--- BEGIN ---

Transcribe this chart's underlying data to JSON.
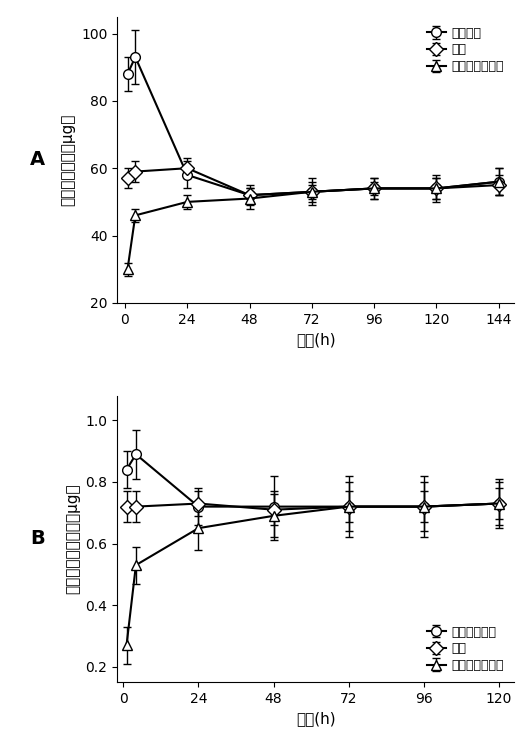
{
  "panel_A": {
    "xlabel": "时间(h)",
    "ylabel": "噻吗洛尔释放（μg）",
    "label": "A",
    "ylim": [
      20,
      105
    ],
    "yticks": [
      20,
      40,
      60,
      80,
      100
    ],
    "xticks": [
      0,
      24,
      48,
      72,
      96,
      120,
      144
    ],
    "xlim": [
      -3,
      150
    ],
    "legend_loc": "upper right",
    "series": [
      {
        "name": "噻吗洛尔",
        "marker": "o",
        "x": [
          1,
          4,
          24,
          48,
          72,
          96,
          120,
          144
        ],
        "y": [
          88,
          93,
          58,
          52,
          53,
          54,
          54,
          56
        ],
        "yerr": [
          5,
          8,
          4,
          3,
          4,
          3,
          4,
          4
        ]
      },
      {
        "name": "胶束",
        "marker": "D",
        "x": [
          1,
          4,
          24,
          48,
          72,
          96,
          120,
          144
        ],
        "y": [
          57,
          59,
          60,
          52,
          53,
          54,
          54,
          55
        ],
        "yerr": [
          3,
          3,
          3,
          2,
          2,
          2,
          3,
          3
        ]
      },
      {
        "name": "载胶束隐形眼镜",
        "marker": "^",
        "x": [
          1,
          4,
          24,
          48,
          72,
          96,
          120,
          144
        ],
        "y": [
          30,
          46,
          50,
          51,
          53,
          54,
          54,
          56
        ],
        "yerr": [
          2,
          2,
          2,
          3,
          3,
          3,
          3,
          4
        ]
      }
    ]
  },
  "panel_B": {
    "xlabel": "时间(h)",
    "ylabel": "拉坦前列腺素释放（μg）",
    "label": "B",
    "ylim": [
      0.15,
      1.08
    ],
    "yticks": [
      0.2,
      0.4,
      0.6,
      0.8,
      1.0
    ],
    "xticks": [
      0,
      24,
      48,
      72,
      96,
      120
    ],
    "xlim": [
      -2,
      125
    ],
    "legend_loc": "lower right",
    "series": [
      {
        "name": "拉坦前列腺素",
        "marker": "o",
        "x": [
          1,
          4,
          24,
          48,
          72,
          96,
          120
        ],
        "y": [
          0.84,
          0.89,
          0.72,
          0.72,
          0.72,
          0.72,
          0.73
        ],
        "yerr": [
          0.06,
          0.08,
          0.06,
          0.1,
          0.1,
          0.1,
          0.08
        ]
      },
      {
        "name": "胶束",
        "marker": "D",
        "x": [
          1,
          4,
          24,
          48,
          72,
          96,
          120
        ],
        "y": [
          0.72,
          0.72,
          0.73,
          0.71,
          0.72,
          0.72,
          0.73
        ],
        "yerr": [
          0.05,
          0.05,
          0.04,
          0.05,
          0.05,
          0.05,
          0.05
        ]
      },
      {
        "name": "载胶束隐形眼镜",
        "marker": "^",
        "x": [
          1,
          4,
          24,
          48,
          72,
          96,
          120
        ],
        "y": [
          0.27,
          0.53,
          0.65,
          0.69,
          0.72,
          0.72,
          0.73
        ],
        "yerr": [
          0.06,
          0.06,
          0.07,
          0.08,
          0.08,
          0.08,
          0.07
        ]
      }
    ]
  },
  "line_color": "#000000",
  "marker_facecolor": "#ffffff",
  "marker_size": 7,
  "linewidth": 1.5,
  "capsize": 3,
  "fontsize_label": 11,
  "fontsize_tick": 10,
  "fontsize_legend": 9,
  "fontsize_panel": 14
}
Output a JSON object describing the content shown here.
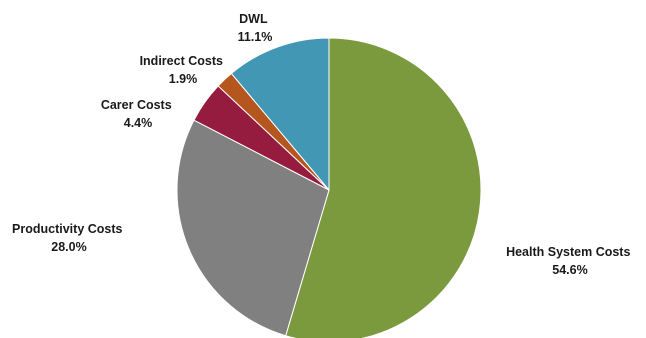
{
  "chart_data": {
    "type": "pie",
    "title": "",
    "start_angle_deg": 0,
    "direction": "clockwise",
    "slices": [
      {
        "label": "Health System Costs",
        "value": 54.6,
        "display": "54.6%",
        "color": "#7a9a3d"
      },
      {
        "label": "Productivity Costs",
        "value": 28.0,
        "display": "28.0%",
        "color": "#808080"
      },
      {
        "label": "Carer Costs",
        "value": 4.4,
        "display": "4.4%",
        "color": "#951c3e"
      },
      {
        "label": "Indirect Costs",
        "value": 1.9,
        "display": "1.9%",
        "color": "#b5561f"
      },
      {
        "label": "DWL",
        "value": 11.1,
        "display": "11.1%",
        "color": "#4197b4"
      }
    ]
  }
}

--- END ---

# WHAT NEEDS TO BE DONE:
The records above are to be restated exactly, without their pictures.

# TASK OUTPUT:
Transcribe this chart's underlying data to JSON.
{
  "panel_A": {
    "xlabel": "时间(h)",
    "ylabel": "噻吗洛尔释放（μg）",
    "label": "A",
    "ylim": [
      20,
      105
    ],
    "yticks": [
      20,
      40,
      60,
      80,
      100
    ],
    "xticks": [
      0,
      24,
      48,
      72,
      96,
      120,
      144
    ],
    "xlim": [
      -3,
      150
    ],
    "legend_loc": "upper right",
    "series": [
      {
        "name": "噻吗洛尔",
        "marker": "o",
        "x": [
          1,
          4,
          24,
          48,
          72,
          96,
          120,
          144
        ],
        "y": [
          88,
          93,
          58,
          52,
          53,
          54,
          54,
          56
        ],
        "yerr": [
          5,
          8,
          4,
          3,
          4,
          3,
          4,
          4
        ]
      },
      {
        "name": "胶束",
        "marker": "D",
        "x": [
          1,
          4,
          24,
          48,
          72,
          96,
          120,
          144
        ],
        "y": [
          57,
          59,
          60,
          52,
          53,
          54,
          54,
          55
        ],
        "yerr": [
          3,
          3,
          3,
          2,
          2,
          2,
          3,
          3
        ]
      },
      {
        "name": "载胶束隐形眼镜",
        "marker": "^",
        "x": [
          1,
          4,
          24,
          48,
          72,
          96,
          120,
          144
        ],
        "y": [
          30,
          46,
          50,
          51,
          53,
          54,
          54,
          56
        ],
        "yerr": [
          2,
          2,
          2,
          3,
          3,
          3,
          3,
          4
        ]
      }
    ]
  },
  "panel_B": {
    "xlabel": "时间(h)",
    "ylabel": "拉坦前列腺素释放（μg）",
    "label": "B",
    "ylim": [
      0.15,
      1.08
    ],
    "yticks": [
      0.2,
      0.4,
      0.6,
      0.8,
      1.0
    ],
    "xticks": [
      0,
      24,
      48,
      72,
      96,
      120
    ],
    "xlim": [
      -2,
      125
    ],
    "legend_loc": "lower right",
    "series": [
      {
        "name": "拉坦前列腺素",
        "marker": "o",
        "x": [
          1,
          4,
          24,
          48,
          72,
          96,
          120
        ],
        "y": [
          0.84,
          0.89,
          0.72,
          0.72,
          0.72,
          0.72,
          0.73
        ],
        "yerr": [
          0.06,
          0.08,
          0.06,
          0.1,
          0.1,
          0.1,
          0.08
        ]
      },
      {
        "name": "胶束",
        "marker": "D",
        "x": [
          1,
          4,
          24,
          48,
          72,
          96,
          120
        ],
        "y": [
          0.72,
          0.72,
          0.73,
          0.71,
          0.72,
          0.72,
          0.73
        ],
        "yerr": [
          0.05,
          0.05,
          0.04,
          0.05,
          0.05,
          0.05,
          0.05
        ]
      },
      {
        "name": "载胶束隐形眼镜",
        "marker": "^",
        "x": [
          1,
          4,
          24,
          48,
          72,
          96,
          120
        ],
        "y": [
          0.27,
          0.53,
          0.65,
          0.69,
          0.72,
          0.72,
          0.73
        ],
        "yerr": [
          0.06,
          0.06,
          0.07,
          0.08,
          0.08,
          0.08,
          0.07
        ]
      }
    ]
  },
  "line_color": "#000000",
  "marker_facecolor": "#ffffff",
  "marker_size": 7,
  "linewidth": 1.5,
  "capsize": 3,
  "fontsize_label": 11,
  "fontsize_tick": 10,
  "fontsize_legend": 9,
  "fontsize_panel": 14
}
Output a JSON object describing the content shown here.
{
  "chart_data": {
    "type": "pie",
    "title": "",
    "start_angle_deg": 0,
    "direction": "clockwise",
    "slices": [
      {
        "label": "Health System Costs",
        "value": 54.6,
        "display": "54.6%",
        "color": "#7a9a3d"
      },
      {
        "label": "Productivity Costs",
        "value": 28.0,
        "display": "28.0%",
        "color": "#808080"
      },
      {
        "label": "Carer Costs",
        "value": 4.4,
        "display": "4.4%",
        "color": "#951c3e"
      },
      {
        "label": "Indirect Costs",
        "value": 1.9,
        "display": "1.9%",
        "color": "#b5561f"
      },
      {
        "label": "DWL",
        "value": 11.1,
        "display": "11.1%",
        "color": "#4197b4"
      }
    ]
  }
}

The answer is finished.